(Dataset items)
>> Start

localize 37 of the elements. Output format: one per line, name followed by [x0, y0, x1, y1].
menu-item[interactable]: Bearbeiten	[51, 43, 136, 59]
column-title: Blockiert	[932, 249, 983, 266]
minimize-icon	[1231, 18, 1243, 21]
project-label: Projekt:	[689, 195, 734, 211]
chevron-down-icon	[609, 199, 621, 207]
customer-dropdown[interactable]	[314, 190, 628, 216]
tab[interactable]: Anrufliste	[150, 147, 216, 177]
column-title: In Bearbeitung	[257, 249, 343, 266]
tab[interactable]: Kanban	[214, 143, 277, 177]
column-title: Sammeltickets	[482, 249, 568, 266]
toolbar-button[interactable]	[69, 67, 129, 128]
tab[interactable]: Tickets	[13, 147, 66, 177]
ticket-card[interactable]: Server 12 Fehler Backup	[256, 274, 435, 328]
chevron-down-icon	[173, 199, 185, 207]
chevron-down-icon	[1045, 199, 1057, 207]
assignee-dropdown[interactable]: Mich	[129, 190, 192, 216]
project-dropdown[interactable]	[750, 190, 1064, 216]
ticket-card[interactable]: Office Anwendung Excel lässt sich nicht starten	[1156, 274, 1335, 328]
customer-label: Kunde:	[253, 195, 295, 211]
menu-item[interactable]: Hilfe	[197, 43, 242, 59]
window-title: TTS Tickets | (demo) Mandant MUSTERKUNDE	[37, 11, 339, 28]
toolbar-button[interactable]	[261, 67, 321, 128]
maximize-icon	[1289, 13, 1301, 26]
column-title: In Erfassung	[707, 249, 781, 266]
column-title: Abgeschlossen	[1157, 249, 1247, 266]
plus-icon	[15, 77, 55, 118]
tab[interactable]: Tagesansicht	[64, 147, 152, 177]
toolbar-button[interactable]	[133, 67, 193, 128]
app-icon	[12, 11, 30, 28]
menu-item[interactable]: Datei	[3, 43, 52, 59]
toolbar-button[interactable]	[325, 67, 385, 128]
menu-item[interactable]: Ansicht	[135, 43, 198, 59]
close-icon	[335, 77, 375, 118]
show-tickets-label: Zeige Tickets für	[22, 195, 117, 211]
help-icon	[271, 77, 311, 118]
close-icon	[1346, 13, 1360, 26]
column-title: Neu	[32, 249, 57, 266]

>> End

▸ DESCRIPTION OF THE TASK:
Pick out every line of the records that contains the string "project", and copy those lines.

▸ ANSWER TO THE EXERCISE:
project-label: Projekt:	[689, 195, 734, 211]
project-dropdown[interactable]	[750, 190, 1064, 216]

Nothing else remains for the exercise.